EXERCISE DESCRIPTION: Check every line of the data below for the string "JSON", and copy the ones that hold it.

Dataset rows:
▬▬▬▬▬▬▬▬▬▬
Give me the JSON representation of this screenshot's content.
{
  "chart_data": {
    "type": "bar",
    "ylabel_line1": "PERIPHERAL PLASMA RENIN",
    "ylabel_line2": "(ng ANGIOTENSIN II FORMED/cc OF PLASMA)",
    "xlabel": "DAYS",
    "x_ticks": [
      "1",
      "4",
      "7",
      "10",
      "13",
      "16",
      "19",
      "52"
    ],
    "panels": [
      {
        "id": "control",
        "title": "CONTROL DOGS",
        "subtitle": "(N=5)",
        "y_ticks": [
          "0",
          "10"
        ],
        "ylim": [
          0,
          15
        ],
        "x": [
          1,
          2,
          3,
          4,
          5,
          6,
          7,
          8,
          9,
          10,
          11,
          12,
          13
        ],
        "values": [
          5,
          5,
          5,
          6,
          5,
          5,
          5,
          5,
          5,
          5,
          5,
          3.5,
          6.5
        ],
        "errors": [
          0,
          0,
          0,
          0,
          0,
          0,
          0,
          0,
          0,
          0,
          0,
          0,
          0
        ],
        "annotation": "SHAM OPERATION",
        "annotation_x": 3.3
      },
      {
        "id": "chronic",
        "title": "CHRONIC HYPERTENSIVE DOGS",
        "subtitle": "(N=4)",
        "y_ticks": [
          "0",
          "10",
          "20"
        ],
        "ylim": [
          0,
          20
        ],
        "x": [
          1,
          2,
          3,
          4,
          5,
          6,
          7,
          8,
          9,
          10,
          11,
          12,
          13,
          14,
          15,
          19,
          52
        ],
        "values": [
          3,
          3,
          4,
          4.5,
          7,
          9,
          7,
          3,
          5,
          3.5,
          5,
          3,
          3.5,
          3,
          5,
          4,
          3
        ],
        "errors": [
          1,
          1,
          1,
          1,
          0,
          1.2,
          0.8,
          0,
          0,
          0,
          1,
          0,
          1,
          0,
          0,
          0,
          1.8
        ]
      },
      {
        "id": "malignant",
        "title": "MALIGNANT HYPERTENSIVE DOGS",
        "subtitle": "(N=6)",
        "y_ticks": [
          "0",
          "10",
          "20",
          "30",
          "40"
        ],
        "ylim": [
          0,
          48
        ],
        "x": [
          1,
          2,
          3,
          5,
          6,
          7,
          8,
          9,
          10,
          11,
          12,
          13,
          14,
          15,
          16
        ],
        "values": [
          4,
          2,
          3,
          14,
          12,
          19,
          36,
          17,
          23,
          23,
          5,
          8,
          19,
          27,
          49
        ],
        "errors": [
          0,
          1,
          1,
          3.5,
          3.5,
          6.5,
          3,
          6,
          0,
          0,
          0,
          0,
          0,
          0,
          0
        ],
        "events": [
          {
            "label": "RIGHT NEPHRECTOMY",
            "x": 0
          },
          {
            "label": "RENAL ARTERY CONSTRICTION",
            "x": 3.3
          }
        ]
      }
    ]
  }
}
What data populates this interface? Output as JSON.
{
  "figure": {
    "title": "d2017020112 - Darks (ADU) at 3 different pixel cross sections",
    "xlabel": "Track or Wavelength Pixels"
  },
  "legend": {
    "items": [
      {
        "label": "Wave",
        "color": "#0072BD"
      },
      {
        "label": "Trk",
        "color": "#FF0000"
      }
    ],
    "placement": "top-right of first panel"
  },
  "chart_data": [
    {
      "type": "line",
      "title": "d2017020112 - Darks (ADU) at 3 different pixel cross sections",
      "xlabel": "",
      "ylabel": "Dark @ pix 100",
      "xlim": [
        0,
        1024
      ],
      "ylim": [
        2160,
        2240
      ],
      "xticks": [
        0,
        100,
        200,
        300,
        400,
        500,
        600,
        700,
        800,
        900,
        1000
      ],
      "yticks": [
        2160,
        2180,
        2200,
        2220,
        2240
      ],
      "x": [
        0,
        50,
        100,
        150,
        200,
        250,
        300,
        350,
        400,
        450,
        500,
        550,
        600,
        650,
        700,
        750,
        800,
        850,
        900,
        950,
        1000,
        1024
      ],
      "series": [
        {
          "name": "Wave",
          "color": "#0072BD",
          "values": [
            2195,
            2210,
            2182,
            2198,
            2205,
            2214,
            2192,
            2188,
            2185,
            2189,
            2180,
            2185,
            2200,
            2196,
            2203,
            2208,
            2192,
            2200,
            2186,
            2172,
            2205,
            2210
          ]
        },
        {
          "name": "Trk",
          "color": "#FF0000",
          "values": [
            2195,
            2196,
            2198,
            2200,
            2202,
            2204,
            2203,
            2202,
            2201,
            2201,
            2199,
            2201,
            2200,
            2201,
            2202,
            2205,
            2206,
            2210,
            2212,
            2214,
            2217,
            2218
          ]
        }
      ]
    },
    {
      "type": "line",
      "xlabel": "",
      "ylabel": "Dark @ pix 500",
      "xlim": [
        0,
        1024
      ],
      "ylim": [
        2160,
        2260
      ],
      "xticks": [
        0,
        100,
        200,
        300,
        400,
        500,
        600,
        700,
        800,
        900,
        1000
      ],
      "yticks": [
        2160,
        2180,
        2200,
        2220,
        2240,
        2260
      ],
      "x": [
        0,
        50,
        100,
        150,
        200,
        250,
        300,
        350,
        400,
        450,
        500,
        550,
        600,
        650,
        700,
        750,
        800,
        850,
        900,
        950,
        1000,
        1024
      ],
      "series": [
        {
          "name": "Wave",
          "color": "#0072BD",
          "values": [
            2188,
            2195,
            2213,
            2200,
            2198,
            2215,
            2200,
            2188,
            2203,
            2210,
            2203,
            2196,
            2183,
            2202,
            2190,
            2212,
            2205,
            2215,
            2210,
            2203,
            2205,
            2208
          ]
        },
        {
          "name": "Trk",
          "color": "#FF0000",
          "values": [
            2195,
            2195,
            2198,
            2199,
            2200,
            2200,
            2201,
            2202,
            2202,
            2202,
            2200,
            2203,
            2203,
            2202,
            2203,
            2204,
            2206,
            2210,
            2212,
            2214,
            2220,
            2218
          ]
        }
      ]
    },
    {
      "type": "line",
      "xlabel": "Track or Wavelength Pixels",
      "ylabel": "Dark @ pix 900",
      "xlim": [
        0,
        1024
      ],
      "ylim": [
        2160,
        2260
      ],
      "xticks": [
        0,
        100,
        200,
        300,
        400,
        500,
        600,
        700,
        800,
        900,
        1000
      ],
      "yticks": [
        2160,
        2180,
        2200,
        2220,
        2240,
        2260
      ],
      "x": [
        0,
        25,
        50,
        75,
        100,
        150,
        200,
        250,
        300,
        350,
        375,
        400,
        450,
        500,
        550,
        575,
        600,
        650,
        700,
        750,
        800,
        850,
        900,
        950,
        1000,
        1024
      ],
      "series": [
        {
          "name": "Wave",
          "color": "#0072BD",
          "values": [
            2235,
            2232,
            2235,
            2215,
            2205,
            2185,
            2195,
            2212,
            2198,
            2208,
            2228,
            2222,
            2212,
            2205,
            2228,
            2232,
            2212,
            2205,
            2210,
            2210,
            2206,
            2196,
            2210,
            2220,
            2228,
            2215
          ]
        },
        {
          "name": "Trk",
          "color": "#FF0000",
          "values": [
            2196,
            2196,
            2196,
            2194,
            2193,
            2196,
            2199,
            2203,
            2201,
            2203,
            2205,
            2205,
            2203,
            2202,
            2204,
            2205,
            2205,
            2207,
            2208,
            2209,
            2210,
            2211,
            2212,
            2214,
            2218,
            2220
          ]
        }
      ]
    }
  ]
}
▬▬▬▬▬▬▬▬▬▬
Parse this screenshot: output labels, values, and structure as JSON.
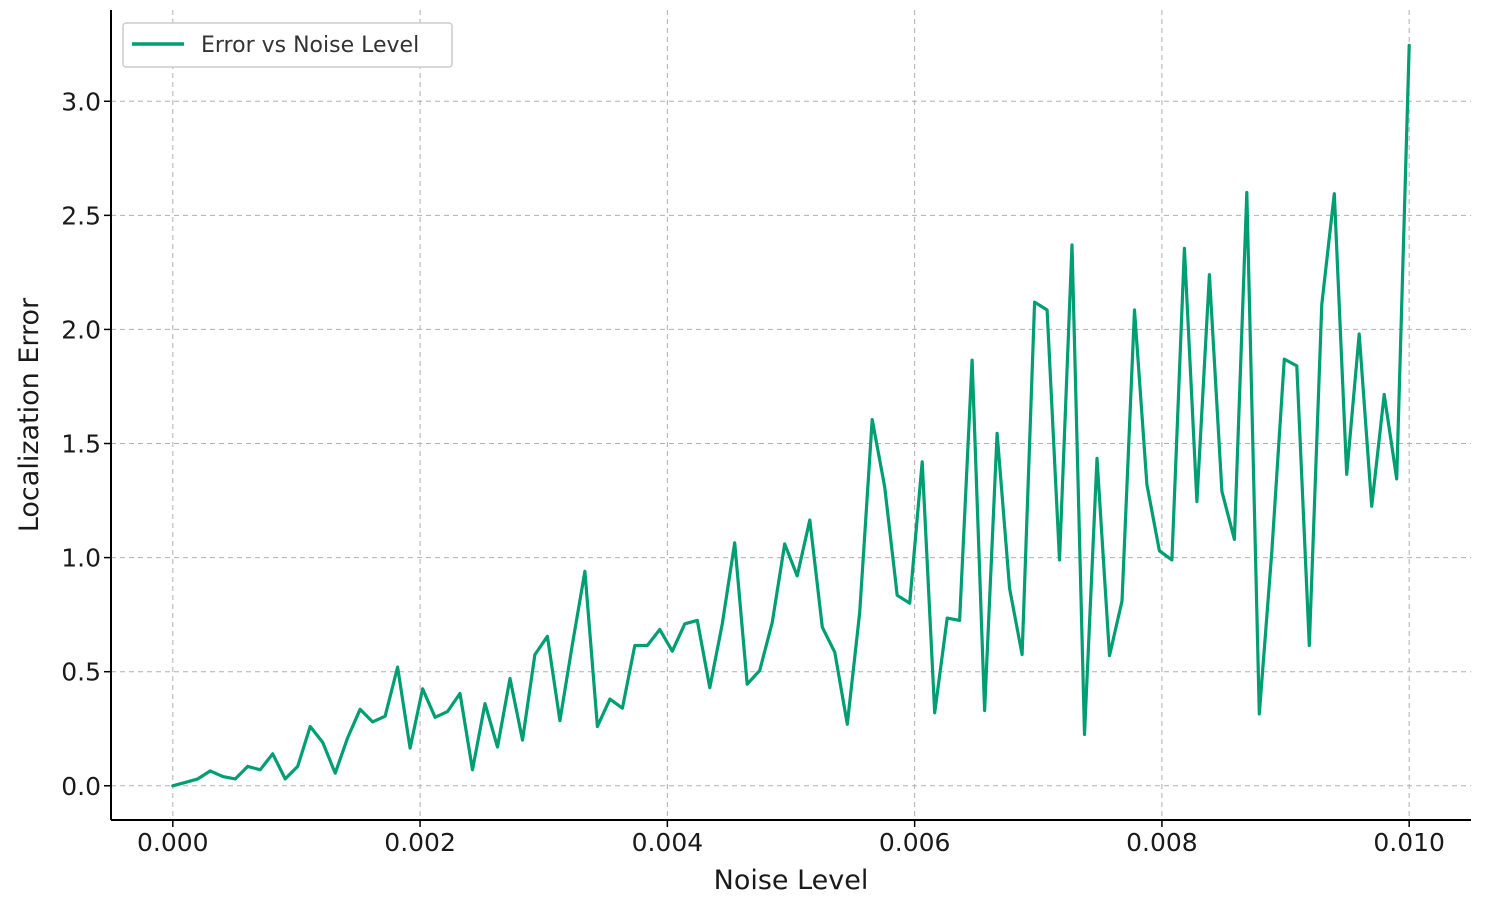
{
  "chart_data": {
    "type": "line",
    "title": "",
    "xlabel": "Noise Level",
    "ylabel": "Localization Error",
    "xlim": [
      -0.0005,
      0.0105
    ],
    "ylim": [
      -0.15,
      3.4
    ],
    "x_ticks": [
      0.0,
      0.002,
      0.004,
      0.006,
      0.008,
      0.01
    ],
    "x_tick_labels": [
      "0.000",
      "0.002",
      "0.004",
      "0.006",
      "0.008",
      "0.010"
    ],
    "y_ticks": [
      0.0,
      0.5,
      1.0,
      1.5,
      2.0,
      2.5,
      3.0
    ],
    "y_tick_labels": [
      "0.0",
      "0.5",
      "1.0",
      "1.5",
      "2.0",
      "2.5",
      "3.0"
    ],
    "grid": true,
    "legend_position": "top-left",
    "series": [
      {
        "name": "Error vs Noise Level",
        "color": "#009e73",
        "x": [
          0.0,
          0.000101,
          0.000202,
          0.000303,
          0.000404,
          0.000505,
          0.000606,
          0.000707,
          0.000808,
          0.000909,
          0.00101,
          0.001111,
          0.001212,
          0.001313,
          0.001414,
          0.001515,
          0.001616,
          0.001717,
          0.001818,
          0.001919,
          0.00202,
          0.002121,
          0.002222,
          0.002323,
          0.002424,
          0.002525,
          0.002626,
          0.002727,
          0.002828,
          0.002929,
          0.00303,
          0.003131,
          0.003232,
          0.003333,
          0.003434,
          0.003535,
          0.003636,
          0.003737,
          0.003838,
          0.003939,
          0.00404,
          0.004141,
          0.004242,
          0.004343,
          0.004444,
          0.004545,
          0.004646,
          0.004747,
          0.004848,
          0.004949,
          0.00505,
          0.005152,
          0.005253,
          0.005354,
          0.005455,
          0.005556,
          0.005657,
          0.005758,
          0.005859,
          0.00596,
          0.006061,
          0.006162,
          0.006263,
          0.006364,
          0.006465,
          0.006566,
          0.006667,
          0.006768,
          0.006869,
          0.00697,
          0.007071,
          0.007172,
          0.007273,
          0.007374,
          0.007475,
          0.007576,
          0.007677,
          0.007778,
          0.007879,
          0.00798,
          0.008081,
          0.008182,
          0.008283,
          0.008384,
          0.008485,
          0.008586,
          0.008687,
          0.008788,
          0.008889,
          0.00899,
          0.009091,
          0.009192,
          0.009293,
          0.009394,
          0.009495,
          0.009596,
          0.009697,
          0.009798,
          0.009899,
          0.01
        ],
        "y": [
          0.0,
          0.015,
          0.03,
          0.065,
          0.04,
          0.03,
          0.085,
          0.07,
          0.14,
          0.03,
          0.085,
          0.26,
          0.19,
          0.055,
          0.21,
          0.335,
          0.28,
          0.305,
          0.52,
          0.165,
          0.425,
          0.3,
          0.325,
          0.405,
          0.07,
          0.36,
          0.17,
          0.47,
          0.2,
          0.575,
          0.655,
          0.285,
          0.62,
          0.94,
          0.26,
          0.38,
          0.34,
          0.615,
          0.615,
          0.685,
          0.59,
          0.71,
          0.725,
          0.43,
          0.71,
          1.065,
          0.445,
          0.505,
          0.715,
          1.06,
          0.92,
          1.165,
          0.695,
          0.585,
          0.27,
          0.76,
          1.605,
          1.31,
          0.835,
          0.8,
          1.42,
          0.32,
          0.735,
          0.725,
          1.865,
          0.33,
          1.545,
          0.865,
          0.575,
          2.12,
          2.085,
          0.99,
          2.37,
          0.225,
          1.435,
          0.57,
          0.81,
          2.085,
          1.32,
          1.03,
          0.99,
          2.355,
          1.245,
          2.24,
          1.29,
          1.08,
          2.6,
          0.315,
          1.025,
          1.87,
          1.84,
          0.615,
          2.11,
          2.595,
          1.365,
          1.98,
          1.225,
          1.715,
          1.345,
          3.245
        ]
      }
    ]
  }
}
▬▬▬▬▬▬▬▬▬▬
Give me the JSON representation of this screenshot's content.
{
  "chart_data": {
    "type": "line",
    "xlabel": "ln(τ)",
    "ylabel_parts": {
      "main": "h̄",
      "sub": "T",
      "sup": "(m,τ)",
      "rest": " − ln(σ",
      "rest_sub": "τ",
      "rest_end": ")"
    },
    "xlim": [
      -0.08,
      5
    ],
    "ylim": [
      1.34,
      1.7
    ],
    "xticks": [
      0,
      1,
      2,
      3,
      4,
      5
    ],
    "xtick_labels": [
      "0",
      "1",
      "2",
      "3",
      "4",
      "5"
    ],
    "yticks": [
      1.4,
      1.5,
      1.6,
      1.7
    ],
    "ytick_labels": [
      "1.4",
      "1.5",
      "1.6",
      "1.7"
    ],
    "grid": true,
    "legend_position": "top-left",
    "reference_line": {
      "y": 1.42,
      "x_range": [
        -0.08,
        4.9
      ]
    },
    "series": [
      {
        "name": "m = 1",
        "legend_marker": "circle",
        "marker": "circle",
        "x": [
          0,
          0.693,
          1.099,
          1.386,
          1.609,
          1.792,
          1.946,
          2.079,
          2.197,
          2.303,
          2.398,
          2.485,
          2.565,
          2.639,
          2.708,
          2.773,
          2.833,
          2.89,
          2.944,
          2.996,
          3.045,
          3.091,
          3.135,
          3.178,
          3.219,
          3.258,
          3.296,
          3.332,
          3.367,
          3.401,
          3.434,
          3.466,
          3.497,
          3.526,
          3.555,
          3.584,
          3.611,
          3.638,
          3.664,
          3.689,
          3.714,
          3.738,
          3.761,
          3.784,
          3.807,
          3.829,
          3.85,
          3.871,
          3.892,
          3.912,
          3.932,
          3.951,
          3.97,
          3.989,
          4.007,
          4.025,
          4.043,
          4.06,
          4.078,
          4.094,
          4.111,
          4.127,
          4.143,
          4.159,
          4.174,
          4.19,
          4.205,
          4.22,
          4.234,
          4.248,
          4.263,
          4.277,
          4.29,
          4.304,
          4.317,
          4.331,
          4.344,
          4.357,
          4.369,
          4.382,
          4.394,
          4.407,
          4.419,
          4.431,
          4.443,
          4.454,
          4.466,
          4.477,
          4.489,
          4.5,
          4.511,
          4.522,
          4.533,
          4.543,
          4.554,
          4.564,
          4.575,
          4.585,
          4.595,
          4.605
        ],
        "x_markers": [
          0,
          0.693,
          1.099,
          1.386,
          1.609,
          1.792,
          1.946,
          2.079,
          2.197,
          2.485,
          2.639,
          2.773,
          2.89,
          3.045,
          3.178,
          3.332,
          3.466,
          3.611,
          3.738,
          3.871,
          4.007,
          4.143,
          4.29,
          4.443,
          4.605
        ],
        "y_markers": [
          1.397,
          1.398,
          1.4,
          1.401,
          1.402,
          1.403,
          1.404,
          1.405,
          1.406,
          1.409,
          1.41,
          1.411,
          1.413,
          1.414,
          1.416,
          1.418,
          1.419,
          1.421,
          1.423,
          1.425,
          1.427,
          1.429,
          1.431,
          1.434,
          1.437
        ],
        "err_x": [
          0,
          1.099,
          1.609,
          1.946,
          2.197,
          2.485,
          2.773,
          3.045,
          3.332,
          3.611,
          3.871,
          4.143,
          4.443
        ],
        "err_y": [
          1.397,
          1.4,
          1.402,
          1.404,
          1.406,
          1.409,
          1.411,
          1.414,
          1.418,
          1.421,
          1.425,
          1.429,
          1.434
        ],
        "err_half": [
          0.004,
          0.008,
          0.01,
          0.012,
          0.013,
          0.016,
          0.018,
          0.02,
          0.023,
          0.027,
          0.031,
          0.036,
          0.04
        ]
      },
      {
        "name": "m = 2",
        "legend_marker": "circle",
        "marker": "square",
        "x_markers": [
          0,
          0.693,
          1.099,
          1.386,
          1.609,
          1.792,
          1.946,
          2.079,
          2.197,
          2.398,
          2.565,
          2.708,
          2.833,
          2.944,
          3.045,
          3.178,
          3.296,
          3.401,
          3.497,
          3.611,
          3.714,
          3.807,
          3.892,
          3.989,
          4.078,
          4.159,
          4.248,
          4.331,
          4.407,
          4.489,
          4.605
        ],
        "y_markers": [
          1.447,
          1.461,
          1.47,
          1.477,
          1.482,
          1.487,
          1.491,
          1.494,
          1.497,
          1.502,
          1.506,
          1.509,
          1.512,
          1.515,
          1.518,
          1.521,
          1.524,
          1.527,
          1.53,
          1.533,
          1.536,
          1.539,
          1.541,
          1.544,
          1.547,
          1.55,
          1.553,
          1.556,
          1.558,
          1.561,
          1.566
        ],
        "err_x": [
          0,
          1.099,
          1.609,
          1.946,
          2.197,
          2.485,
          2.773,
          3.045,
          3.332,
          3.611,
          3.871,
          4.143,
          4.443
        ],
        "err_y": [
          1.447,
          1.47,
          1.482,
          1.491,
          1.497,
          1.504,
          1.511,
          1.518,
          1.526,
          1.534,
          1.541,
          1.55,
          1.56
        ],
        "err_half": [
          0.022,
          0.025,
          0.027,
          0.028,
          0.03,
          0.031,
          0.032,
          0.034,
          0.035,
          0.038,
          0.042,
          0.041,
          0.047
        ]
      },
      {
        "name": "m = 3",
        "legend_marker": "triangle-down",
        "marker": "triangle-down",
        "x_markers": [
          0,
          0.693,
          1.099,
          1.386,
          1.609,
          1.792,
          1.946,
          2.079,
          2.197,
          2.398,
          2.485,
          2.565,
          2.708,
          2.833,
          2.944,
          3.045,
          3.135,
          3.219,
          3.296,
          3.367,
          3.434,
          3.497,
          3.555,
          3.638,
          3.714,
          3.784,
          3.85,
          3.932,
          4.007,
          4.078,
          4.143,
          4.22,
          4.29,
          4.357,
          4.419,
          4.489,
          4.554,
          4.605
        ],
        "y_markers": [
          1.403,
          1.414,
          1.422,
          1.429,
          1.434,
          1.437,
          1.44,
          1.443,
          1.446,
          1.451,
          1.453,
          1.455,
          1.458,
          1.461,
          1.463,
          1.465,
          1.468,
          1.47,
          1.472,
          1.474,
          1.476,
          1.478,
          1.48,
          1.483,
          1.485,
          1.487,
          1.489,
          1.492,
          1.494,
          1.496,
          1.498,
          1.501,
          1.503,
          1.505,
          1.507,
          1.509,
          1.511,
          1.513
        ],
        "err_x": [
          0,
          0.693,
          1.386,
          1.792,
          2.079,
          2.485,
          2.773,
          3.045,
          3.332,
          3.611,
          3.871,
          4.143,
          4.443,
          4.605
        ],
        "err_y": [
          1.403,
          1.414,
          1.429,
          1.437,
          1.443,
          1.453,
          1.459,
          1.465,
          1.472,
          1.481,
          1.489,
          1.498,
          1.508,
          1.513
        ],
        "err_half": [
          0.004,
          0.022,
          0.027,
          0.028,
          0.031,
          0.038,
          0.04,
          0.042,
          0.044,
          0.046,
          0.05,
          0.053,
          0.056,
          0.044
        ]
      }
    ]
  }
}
▬▬▬▬▬▬▬▬▬▬
TASK OUTPUT:
Give me the JSON representation of this screenshot's content.
What data populates this interface? Output as JSON.
Parse this screenshot: output labels, values, and structure as JSON.
Give me the JSON representation of this screenshot's content.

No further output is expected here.